→ **Exercise details**
Pick out every line of the entries below where "galaxies" occurs, and copy those lines.

→ **Figure collection entries**

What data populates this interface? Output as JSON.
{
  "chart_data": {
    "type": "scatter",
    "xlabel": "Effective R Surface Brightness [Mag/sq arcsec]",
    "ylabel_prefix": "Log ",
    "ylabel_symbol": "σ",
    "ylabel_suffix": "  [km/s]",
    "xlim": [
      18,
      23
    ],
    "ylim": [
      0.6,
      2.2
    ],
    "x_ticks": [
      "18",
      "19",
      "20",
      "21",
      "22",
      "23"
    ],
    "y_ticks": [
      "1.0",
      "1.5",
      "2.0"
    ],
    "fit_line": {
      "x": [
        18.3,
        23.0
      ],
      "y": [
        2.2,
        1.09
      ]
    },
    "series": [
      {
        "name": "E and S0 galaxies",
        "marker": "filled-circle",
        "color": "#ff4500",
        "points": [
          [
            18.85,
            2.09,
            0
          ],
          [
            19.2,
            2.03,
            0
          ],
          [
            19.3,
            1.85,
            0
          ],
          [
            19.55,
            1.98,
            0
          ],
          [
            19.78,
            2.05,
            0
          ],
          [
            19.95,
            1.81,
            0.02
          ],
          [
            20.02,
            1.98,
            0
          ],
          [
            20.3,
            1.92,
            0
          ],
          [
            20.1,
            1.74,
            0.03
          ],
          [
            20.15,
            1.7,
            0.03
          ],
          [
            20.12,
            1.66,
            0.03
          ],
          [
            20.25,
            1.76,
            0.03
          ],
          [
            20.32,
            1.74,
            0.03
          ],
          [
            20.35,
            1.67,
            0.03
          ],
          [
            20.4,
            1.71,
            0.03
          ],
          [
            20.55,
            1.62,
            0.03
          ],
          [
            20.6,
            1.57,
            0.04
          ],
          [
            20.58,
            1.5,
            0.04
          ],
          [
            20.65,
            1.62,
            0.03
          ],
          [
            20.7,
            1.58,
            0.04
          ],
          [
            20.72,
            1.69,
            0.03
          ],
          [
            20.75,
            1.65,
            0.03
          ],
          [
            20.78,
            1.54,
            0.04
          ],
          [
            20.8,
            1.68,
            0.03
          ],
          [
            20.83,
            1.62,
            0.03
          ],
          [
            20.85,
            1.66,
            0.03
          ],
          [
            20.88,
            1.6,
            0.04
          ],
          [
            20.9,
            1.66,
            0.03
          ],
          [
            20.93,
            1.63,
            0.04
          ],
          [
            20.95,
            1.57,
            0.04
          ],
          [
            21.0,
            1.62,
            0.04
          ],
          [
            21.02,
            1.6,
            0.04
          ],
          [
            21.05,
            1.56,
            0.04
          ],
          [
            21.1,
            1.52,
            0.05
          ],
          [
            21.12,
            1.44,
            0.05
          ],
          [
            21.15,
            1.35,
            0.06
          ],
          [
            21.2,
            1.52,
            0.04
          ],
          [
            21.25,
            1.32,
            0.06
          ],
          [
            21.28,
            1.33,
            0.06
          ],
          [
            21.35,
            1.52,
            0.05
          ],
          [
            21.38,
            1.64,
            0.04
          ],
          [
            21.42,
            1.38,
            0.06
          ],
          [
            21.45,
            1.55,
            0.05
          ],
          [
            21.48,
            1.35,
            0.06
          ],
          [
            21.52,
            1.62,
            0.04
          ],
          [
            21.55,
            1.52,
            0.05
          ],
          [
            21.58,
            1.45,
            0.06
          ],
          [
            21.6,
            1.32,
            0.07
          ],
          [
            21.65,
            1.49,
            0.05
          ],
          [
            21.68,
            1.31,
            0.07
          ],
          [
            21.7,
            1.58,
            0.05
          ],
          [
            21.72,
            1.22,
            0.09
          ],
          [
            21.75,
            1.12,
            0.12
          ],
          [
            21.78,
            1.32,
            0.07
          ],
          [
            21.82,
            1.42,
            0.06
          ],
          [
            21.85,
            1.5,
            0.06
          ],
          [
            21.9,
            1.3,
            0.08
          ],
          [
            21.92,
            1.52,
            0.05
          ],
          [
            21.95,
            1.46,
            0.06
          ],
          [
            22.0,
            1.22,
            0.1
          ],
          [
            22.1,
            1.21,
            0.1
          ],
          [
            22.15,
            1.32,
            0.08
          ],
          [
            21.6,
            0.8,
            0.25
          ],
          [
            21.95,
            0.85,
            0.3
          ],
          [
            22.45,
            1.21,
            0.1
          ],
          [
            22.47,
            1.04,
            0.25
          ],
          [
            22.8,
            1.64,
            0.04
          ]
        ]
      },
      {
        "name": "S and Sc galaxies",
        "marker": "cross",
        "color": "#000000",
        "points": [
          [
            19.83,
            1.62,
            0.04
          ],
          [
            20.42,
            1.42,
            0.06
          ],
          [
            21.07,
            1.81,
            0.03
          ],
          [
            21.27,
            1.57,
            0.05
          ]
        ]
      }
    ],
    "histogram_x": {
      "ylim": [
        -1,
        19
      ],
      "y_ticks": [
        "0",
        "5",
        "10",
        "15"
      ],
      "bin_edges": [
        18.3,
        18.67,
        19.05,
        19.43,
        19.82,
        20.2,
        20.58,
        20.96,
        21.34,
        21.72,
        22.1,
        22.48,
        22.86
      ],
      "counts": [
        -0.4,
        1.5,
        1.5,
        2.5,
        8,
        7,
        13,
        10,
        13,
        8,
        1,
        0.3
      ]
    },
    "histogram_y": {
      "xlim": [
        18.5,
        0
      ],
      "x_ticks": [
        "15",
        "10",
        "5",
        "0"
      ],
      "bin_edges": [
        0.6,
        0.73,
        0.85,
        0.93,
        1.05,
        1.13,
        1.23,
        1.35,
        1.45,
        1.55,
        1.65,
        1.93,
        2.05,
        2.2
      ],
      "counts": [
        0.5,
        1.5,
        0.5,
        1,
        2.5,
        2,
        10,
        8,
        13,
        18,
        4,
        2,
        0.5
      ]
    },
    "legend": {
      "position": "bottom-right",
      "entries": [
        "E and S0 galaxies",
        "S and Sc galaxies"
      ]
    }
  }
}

→ **Response to the exercise**
        "name": "E and S0 galaxies",
        "name": "S and Sc galaxies",
        "E and S0 galaxies",
        "S and Sc galaxies"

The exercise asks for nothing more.